Among the records below, find each line that includes the string "mountains" and copy it.

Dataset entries
※ ※ ※
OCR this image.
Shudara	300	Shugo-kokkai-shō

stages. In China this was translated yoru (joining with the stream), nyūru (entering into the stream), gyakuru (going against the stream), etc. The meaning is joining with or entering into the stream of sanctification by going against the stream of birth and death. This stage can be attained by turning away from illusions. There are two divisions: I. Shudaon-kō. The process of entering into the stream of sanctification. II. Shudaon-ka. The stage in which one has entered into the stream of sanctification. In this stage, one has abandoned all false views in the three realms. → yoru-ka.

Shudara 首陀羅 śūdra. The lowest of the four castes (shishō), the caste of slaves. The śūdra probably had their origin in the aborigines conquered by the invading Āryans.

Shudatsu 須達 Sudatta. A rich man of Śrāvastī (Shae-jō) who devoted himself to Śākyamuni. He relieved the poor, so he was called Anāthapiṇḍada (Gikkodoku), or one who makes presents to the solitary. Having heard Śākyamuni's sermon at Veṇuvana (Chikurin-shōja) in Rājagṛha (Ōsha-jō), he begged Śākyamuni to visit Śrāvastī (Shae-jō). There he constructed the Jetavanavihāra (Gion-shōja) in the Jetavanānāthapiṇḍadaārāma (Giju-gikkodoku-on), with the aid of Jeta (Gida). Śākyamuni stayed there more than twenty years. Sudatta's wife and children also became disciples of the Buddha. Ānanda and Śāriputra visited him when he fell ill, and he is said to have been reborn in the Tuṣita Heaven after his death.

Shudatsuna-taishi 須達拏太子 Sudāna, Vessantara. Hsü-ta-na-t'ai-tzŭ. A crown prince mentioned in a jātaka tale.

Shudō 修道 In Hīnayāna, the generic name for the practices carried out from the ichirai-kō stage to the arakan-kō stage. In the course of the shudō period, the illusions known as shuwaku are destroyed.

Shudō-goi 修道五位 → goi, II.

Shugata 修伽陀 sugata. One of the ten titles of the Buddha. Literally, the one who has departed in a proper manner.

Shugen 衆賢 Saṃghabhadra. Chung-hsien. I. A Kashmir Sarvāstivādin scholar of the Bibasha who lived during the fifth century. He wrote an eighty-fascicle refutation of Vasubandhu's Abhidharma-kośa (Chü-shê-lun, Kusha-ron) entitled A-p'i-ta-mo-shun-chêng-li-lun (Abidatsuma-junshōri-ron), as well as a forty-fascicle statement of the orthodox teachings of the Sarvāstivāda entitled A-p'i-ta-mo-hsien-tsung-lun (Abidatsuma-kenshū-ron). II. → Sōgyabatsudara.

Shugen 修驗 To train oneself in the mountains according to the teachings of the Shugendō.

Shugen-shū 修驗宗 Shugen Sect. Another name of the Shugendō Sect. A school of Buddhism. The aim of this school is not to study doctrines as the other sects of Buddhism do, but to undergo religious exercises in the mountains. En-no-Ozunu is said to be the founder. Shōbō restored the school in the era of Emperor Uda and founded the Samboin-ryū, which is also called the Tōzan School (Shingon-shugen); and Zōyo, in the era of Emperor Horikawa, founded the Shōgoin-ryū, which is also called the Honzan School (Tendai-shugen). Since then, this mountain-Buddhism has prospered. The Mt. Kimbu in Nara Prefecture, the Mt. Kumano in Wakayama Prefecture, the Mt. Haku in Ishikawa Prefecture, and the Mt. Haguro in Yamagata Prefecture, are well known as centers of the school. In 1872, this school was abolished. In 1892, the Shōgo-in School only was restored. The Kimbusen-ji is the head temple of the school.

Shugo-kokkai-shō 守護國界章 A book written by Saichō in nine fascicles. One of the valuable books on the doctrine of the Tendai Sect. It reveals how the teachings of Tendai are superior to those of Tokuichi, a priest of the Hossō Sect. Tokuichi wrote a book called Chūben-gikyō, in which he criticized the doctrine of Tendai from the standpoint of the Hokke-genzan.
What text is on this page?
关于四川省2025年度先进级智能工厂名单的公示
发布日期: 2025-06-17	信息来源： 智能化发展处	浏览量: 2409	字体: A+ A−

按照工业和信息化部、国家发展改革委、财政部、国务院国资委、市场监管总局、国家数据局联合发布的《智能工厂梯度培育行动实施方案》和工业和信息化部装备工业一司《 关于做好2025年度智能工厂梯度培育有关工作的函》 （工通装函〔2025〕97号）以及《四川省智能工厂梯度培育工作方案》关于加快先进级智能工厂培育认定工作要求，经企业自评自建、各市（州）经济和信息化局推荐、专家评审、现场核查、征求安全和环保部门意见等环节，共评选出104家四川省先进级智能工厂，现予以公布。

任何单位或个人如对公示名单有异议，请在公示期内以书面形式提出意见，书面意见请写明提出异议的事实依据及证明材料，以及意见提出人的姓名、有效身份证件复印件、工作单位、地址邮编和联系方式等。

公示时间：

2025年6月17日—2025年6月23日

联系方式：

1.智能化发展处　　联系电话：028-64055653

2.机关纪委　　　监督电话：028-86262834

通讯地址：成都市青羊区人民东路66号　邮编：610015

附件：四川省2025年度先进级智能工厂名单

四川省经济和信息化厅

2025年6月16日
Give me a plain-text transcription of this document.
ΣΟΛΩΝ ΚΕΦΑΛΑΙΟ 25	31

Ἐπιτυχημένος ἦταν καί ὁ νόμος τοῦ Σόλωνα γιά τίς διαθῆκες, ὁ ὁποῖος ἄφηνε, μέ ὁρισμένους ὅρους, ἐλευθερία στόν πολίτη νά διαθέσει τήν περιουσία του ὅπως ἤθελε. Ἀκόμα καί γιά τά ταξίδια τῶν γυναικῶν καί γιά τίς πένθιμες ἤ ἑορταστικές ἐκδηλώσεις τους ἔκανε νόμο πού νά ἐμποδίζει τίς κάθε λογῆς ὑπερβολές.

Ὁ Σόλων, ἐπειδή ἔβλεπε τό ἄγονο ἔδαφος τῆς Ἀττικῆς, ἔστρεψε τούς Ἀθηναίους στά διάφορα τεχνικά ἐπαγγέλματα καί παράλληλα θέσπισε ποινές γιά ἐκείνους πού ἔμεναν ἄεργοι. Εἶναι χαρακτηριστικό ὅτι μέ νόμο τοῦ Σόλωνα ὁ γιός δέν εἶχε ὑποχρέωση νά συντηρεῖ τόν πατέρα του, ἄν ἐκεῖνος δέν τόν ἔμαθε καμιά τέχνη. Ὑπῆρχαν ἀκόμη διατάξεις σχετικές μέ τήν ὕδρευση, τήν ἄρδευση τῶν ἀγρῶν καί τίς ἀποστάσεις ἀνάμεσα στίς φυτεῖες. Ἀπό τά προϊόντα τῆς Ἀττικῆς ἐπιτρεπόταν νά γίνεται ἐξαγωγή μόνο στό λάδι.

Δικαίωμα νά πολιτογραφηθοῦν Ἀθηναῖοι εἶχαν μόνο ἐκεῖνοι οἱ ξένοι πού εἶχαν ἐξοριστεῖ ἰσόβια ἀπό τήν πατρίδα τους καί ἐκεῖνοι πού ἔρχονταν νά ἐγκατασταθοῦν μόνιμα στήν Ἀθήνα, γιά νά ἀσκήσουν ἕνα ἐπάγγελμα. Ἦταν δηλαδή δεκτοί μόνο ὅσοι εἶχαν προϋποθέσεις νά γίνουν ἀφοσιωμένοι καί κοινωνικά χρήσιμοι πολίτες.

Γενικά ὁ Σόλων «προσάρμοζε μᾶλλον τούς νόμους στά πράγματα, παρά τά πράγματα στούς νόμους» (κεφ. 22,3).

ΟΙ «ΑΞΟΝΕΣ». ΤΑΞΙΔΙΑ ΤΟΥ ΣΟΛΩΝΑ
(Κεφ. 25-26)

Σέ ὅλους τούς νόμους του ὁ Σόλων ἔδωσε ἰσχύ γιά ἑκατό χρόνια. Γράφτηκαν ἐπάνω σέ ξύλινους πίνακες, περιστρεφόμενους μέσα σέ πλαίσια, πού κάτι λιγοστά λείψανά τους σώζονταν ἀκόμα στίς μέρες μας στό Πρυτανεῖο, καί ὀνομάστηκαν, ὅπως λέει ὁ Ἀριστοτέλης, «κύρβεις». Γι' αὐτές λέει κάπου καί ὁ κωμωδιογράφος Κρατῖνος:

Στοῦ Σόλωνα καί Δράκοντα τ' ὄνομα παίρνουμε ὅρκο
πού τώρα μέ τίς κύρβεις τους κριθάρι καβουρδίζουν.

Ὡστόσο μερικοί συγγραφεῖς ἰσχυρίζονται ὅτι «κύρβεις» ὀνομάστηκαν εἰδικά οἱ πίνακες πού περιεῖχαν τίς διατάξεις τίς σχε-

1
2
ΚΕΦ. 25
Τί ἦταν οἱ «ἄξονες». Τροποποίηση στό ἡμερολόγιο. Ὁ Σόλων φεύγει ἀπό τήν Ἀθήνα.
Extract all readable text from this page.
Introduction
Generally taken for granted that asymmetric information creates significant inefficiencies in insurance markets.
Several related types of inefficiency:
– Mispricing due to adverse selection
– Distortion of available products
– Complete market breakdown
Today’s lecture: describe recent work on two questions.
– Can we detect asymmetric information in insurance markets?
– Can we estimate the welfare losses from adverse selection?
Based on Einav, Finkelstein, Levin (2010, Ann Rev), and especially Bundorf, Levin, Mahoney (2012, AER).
※ ※ ※
◆ **WORKED SOLUTION**
Shugen 修驗 To train oneself in the mountains according to the teachings of the Shugendō.
Shugen-shū 修驗宗 Shugen Sect. Another name of the Shugendō Sect. A school of Buddhism. The aim of this school is not to study doctrines as the other sects of Buddhism do, but to undergo religious exercises in the mountains. En-no-Ozunu is said to be the founder. Shōbō restored the school in the era of Emperor Uda and founded the Samboin-ryū, which is also called the Tōzan School (Shingon-shugen); and Zōyo, in the era of Emperor Horikawa, founded the Shōgoin-ryū, which is also called the Honzan School (Tendai-shugen). Since then, this mountain-Buddhism has prospered. The Mt. Kimbu in Nara Prefecture, the Mt. Kumano in Wakayama Prefecture, the Mt. Haku in Ishikawa Prefecture, and the Mt. Haguro in Yamagata Prefecture, are well known as centers of the school. In 1872, this school was abolished. In 1892, the Shōgo-in School only was restored. The Kimbusen-ji is the head temple of the school.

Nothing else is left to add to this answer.